» **WHAT NEEDS TO BE DONE**
Below are some records. Pull every line that contains the word "Save".

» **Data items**
________________
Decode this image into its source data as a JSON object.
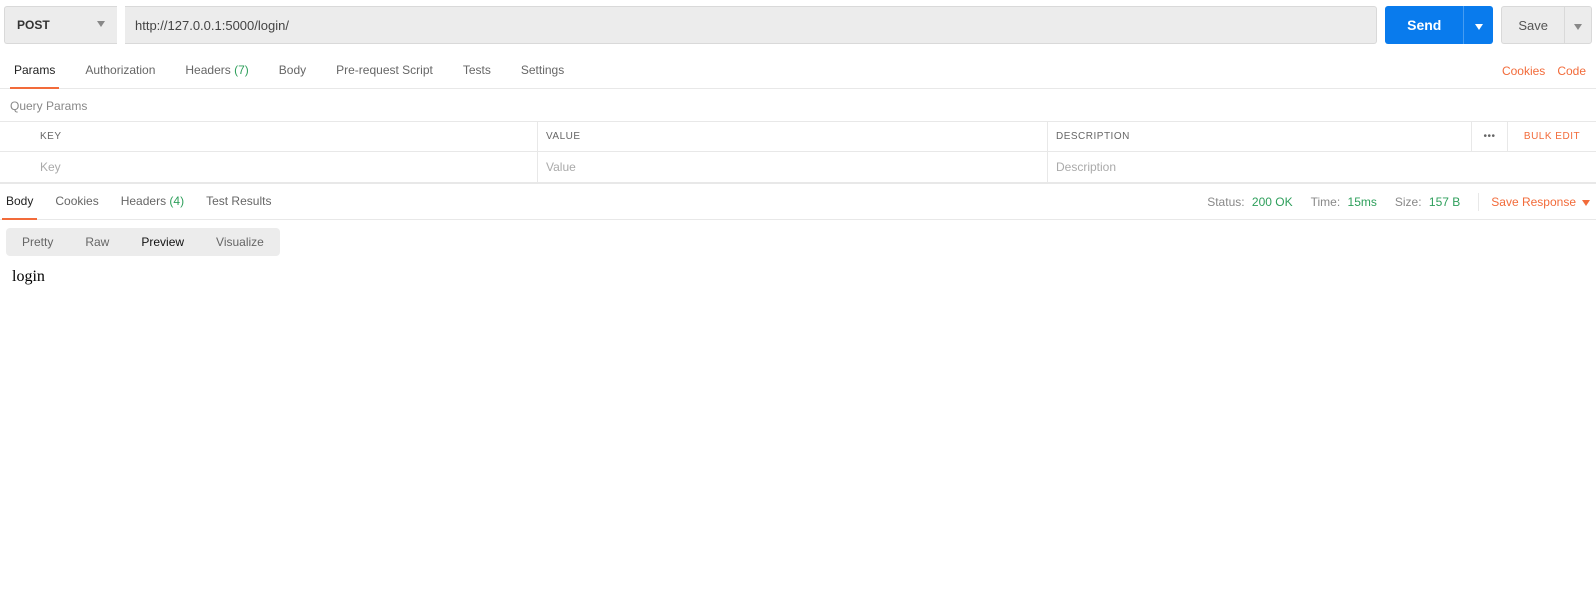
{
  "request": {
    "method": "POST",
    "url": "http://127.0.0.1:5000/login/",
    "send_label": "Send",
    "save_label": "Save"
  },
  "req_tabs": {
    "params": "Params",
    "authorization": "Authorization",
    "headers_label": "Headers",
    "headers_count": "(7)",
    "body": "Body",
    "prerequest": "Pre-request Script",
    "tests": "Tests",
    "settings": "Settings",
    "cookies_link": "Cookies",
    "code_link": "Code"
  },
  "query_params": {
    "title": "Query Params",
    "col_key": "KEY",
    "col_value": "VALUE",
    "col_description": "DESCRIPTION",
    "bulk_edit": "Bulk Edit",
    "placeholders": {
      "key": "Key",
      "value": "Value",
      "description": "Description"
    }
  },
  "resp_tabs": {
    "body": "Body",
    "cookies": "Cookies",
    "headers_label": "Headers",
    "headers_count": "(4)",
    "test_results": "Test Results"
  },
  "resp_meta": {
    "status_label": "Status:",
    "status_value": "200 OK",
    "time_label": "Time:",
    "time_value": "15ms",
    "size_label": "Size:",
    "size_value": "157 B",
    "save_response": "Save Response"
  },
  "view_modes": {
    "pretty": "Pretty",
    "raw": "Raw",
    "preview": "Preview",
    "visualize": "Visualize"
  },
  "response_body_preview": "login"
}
________________
» **ANSWER TO THIS TASK**
    "save_label": "Save"
    "save_response": "Save Response"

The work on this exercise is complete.